===== Selected passage =====
Friday, February 10, 2012

Not a Joke

I've written here before about how fond I am of Twitter. Not everyone shares my liking for it, which is fine with me. I think I've also mentioned a friend who seethes at the very mention of it. 'It's just egomaniacs passing on pointless observations of life, as if we should care,' he says. 'Or cracking terrible jokes. It's trivial and inane.'

He often has a point. But this week Twitter became slightly less trivial. A case that began with a lame joke on Twitter in January 2010 wound up in front of two senior judges at the High Court.

To give the background. A trainee accountant named Paul Chambers noticed that  Robin Hood airport had been closed because of snow. He was due to fly out to meet his girlfriend in Northern Ireland (who, apparently, he met via Twitter.) So he tweeted: 'Crap! Robin Hood airport is closed. You've got a week and a bit to get your shit together otherwise I'm blowing the airport sky high!!'

I know. Hardly funny. Or subtle. But comments and reactions like these are ten-a-penny on Twitter. I doubt anyone following him, or seeing the comment, took it seriously.

Except for the police. A week later he was arrested by five police officers, had his computer and mobile phone seized, interrogated for eight hours and eventually charged with causing a menace under the Communications Act of 2003. A bit extreme you might think. After all most bombers don't announce their intentions in detail a week and a half in advance and give their name. But the police no doubt felt they should investigate. Once they realised it was a poor gag, it ended there, surely?

No. The case was sent to Magistrates Court in Doncaster where Chambers was, um, convicted of causing a menace. Understandably, not wanting this on his record, Chambers appealed and it was sent to Doncaster Crown Court where sanity prevailed. Or you would have hoped it would. It didn't. The judge upheld the conviction and said: "Anyone in this country in the present climate of terrorist threats, especially at airports, could not be unaware of the possible consequences. The message is menacing in its content and obviously so. It could not be more clear. Any ordinary person reading this would see it in that way and be alarmed."

It was difficult to work out who was joking now. Chambers was meanwhile left £3000 out of pocket in legal fees. He was tempted to let it lie until a ragtag group of lawyers, comedians, and ordinary Twitter users an, troubled by what this meant, came together to raise money and offer their services in Chambers defence. The result was this week's High Court appearance, when one hopes sanity will be restored. Don't hold your breath though. The QC defending the judgement said, with a straight face: "The message was posted at a time when the potential threat to airport security was high. It was capable of being read by members of the airport staff and members of the public as a threat to airport safety and public safety."
===== Data section =====
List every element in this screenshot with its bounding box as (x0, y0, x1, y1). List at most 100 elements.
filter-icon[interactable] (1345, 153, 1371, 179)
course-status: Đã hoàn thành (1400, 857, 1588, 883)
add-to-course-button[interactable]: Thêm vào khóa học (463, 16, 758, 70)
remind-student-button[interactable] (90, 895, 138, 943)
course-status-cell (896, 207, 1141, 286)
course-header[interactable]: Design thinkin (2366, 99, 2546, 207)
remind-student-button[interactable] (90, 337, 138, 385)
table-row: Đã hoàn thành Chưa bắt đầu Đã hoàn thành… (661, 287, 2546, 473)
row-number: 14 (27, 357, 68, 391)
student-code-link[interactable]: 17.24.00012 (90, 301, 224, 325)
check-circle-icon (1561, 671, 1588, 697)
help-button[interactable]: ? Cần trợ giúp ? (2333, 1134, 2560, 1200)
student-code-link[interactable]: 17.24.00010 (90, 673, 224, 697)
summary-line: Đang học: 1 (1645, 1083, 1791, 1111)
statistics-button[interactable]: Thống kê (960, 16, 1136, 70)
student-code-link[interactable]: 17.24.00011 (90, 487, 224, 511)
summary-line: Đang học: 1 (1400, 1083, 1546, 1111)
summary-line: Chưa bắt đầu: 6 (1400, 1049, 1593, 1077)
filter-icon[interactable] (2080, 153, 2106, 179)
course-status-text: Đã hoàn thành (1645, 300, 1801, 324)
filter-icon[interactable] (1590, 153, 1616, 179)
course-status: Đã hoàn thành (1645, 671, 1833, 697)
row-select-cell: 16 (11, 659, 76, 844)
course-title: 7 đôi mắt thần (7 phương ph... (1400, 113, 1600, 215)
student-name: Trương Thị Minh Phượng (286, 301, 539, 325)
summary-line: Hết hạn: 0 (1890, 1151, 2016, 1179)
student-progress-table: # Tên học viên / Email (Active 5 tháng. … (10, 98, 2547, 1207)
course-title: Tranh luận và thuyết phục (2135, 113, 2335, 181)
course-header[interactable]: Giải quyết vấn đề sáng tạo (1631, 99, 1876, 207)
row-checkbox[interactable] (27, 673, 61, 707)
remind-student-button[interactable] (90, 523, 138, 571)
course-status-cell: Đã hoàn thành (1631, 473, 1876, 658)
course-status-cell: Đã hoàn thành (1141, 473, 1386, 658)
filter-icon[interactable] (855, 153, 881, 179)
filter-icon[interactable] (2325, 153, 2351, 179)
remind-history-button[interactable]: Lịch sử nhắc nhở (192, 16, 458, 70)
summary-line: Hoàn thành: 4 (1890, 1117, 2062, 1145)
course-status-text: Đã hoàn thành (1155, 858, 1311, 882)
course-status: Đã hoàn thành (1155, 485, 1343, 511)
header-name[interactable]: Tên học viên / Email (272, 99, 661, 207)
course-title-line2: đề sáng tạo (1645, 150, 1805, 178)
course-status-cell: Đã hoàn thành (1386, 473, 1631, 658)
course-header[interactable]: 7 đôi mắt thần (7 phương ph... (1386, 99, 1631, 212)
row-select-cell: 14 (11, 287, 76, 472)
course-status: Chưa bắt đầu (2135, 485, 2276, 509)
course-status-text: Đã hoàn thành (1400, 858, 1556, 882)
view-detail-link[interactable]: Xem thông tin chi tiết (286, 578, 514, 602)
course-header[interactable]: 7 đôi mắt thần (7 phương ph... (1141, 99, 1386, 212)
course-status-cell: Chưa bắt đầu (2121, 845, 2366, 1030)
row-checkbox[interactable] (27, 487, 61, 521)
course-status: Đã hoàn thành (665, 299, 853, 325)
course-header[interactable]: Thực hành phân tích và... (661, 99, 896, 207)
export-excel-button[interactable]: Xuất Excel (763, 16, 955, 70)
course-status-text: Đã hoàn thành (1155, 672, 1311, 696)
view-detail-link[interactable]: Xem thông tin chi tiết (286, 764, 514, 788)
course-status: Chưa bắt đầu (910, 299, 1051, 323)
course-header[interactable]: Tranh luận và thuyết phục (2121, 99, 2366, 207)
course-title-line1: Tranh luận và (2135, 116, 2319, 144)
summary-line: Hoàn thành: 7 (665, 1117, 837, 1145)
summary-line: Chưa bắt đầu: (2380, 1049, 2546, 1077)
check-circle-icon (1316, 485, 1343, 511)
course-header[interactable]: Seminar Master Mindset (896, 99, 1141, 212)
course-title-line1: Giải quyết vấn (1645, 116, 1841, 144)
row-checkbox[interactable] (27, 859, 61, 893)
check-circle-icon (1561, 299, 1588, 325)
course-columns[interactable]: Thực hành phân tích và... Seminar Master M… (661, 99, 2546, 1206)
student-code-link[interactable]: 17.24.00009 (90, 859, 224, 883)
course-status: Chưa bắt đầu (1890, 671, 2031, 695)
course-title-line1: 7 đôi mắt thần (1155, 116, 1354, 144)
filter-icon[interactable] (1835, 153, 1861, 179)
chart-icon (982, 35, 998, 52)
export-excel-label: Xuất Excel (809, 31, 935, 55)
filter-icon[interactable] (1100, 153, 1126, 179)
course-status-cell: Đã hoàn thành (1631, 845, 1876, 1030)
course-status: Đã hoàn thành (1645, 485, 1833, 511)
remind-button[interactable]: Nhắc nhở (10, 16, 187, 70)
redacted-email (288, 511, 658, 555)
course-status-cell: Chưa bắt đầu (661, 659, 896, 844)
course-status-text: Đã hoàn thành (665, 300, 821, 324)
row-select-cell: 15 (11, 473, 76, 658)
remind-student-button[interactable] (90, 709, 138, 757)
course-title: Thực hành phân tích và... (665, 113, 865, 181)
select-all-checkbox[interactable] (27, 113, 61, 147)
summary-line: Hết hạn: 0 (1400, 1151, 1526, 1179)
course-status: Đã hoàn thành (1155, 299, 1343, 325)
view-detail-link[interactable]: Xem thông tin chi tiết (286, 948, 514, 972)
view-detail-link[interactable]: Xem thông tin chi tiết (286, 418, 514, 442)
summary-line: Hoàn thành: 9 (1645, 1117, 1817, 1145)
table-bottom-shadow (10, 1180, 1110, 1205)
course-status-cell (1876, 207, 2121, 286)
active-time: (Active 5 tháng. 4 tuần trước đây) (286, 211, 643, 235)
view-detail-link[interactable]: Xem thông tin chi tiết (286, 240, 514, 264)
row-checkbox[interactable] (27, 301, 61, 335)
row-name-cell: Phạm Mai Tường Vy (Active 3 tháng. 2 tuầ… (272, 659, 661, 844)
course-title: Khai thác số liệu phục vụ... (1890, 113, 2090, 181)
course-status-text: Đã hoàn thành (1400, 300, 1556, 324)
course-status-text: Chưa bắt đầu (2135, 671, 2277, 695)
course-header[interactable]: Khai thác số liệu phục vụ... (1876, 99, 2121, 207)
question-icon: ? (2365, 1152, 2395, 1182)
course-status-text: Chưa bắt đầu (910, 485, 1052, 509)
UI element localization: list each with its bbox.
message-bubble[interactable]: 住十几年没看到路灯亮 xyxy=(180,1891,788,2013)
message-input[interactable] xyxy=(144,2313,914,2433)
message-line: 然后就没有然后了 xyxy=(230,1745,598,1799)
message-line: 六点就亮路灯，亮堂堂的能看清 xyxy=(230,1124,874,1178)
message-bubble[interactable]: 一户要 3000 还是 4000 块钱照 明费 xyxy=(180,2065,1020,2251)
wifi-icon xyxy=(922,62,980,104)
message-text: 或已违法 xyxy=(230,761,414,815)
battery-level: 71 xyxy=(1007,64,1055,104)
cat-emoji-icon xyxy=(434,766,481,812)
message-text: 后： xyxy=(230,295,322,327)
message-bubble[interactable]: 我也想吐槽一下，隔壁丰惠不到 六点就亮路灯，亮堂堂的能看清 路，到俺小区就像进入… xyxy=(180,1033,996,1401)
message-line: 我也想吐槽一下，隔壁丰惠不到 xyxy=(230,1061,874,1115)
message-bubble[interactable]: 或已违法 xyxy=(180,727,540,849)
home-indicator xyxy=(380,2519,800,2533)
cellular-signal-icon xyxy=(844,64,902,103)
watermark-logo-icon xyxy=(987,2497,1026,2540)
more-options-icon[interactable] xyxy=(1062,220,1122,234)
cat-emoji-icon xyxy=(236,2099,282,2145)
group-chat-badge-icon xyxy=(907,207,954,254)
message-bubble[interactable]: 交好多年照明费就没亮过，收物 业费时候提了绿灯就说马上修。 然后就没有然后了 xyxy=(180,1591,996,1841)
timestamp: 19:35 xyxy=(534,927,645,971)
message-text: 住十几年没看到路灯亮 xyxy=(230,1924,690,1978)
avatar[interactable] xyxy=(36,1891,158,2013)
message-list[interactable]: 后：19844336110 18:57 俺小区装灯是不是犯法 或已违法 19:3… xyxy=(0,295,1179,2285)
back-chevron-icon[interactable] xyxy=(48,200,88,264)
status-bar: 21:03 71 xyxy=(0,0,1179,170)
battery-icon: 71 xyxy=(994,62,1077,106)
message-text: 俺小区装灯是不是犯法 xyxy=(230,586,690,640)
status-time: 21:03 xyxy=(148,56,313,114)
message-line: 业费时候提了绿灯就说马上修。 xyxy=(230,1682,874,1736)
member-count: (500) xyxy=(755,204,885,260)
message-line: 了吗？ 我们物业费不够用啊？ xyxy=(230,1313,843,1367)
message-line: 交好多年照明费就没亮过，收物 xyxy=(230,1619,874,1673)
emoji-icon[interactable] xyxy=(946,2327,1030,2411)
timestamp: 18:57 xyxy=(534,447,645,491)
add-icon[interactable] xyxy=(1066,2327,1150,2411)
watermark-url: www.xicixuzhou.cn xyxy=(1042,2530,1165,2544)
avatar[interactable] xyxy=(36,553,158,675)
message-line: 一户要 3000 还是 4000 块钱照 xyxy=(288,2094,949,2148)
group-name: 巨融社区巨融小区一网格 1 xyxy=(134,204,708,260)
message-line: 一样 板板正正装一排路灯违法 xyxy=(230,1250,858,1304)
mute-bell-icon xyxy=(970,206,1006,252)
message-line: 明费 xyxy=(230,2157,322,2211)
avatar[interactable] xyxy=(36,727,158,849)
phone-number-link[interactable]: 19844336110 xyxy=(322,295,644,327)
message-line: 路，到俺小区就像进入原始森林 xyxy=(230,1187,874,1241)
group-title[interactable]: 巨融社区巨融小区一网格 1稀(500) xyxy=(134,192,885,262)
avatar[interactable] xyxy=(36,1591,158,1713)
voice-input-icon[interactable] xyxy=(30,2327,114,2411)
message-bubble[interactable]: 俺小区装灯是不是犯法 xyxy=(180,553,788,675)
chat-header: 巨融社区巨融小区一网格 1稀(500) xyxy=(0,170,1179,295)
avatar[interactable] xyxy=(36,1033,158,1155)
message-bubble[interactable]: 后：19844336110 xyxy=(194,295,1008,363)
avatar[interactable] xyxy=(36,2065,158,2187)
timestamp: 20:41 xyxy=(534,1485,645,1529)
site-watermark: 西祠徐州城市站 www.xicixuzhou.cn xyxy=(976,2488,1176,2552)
=====
Could you copy, word for word, the part of the blog post above about the Twitter airport joke case that falls between "He often has" and "the High Court.", inclusive?

He often has a point. But this week Twitter became slightly less trivial. A case that began with a lame joke on Twitter in January 2010 wound up in front of two senior judges at the High Court.